::: Provided material :::

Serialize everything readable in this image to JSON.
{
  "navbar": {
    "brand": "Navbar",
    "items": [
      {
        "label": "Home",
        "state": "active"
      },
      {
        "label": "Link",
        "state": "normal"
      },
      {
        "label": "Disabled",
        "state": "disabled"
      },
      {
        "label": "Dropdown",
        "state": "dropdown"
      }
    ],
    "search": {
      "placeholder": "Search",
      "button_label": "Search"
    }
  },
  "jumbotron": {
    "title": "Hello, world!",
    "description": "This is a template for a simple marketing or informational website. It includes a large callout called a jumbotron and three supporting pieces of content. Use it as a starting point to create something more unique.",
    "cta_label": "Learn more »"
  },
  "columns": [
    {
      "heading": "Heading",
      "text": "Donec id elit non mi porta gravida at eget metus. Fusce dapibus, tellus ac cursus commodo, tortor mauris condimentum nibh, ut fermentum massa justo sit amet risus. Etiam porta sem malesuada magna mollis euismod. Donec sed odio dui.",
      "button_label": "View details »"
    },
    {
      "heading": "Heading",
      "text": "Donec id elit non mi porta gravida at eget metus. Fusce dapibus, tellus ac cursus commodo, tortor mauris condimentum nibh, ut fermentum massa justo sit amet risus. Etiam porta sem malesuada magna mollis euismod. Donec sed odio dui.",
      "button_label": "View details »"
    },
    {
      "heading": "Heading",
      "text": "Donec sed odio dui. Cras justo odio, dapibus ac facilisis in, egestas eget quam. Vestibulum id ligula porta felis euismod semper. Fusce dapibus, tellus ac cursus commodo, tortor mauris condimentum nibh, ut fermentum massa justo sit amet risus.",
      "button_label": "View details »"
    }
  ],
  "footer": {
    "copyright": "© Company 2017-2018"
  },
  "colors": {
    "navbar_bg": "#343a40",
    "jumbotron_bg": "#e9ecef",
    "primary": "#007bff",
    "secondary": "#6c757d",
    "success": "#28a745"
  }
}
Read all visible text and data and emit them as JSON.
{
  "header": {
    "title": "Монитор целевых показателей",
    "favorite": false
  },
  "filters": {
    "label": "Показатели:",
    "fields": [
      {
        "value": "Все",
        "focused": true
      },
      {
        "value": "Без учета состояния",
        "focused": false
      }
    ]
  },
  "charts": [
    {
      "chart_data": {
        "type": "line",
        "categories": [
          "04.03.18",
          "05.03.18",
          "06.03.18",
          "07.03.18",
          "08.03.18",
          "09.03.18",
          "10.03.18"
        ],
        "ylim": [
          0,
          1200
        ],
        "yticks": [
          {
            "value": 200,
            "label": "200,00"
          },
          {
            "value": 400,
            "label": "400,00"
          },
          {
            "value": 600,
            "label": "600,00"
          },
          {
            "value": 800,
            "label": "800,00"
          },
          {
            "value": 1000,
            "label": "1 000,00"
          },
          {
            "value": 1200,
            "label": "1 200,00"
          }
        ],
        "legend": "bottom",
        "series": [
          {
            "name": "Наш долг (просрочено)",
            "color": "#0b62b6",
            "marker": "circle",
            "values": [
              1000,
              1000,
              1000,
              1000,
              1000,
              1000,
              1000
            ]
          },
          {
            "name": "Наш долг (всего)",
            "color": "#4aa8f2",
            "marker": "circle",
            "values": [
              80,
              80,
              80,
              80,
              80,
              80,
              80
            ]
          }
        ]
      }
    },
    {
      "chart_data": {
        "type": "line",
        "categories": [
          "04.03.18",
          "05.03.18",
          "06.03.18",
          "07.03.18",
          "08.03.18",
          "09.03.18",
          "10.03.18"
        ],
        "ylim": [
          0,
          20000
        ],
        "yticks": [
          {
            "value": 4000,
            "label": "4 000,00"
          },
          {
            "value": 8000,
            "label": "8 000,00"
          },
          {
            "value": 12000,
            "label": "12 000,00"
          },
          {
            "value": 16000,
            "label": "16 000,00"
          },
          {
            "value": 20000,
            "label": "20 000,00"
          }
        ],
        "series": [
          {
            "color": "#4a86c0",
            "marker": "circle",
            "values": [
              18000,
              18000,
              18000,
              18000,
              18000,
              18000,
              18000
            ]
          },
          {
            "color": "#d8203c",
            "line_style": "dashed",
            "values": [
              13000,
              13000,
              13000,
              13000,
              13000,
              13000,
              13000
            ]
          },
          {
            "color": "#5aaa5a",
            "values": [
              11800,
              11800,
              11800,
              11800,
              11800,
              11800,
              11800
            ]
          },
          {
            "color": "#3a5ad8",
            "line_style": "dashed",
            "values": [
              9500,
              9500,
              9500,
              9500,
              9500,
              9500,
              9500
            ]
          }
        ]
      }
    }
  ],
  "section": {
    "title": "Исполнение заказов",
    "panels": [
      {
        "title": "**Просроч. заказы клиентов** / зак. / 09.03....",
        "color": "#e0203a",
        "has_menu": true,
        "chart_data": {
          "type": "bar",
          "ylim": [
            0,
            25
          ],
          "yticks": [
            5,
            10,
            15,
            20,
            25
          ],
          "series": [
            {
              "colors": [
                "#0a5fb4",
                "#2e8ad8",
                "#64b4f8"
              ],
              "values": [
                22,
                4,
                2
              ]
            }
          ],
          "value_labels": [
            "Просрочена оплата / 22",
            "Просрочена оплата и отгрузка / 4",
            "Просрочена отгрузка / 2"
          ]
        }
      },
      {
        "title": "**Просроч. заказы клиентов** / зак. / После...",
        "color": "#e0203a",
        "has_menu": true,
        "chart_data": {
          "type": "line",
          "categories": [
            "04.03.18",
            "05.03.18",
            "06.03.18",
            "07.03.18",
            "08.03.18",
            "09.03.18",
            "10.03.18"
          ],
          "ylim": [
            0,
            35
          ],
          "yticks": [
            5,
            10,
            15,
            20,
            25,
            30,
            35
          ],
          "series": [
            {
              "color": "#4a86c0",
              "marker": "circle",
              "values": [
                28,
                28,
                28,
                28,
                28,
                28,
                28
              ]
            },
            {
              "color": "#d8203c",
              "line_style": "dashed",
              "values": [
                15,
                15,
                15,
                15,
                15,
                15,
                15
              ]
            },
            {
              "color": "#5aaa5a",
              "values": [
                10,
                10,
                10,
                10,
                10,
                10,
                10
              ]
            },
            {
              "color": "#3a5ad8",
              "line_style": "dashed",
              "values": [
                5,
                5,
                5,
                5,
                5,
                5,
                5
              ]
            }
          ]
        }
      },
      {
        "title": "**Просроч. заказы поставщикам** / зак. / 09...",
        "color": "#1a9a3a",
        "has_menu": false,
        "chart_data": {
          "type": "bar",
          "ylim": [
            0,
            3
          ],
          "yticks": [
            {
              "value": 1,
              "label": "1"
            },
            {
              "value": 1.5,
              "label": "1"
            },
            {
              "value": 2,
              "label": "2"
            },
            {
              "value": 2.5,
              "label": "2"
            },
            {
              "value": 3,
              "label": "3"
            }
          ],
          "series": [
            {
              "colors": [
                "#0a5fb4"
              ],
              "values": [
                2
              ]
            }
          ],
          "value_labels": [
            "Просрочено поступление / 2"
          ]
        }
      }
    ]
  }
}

:::

What to produce
Across the records, count the lines holding the string "оплата". Give the number and stop.

Exercise answer
2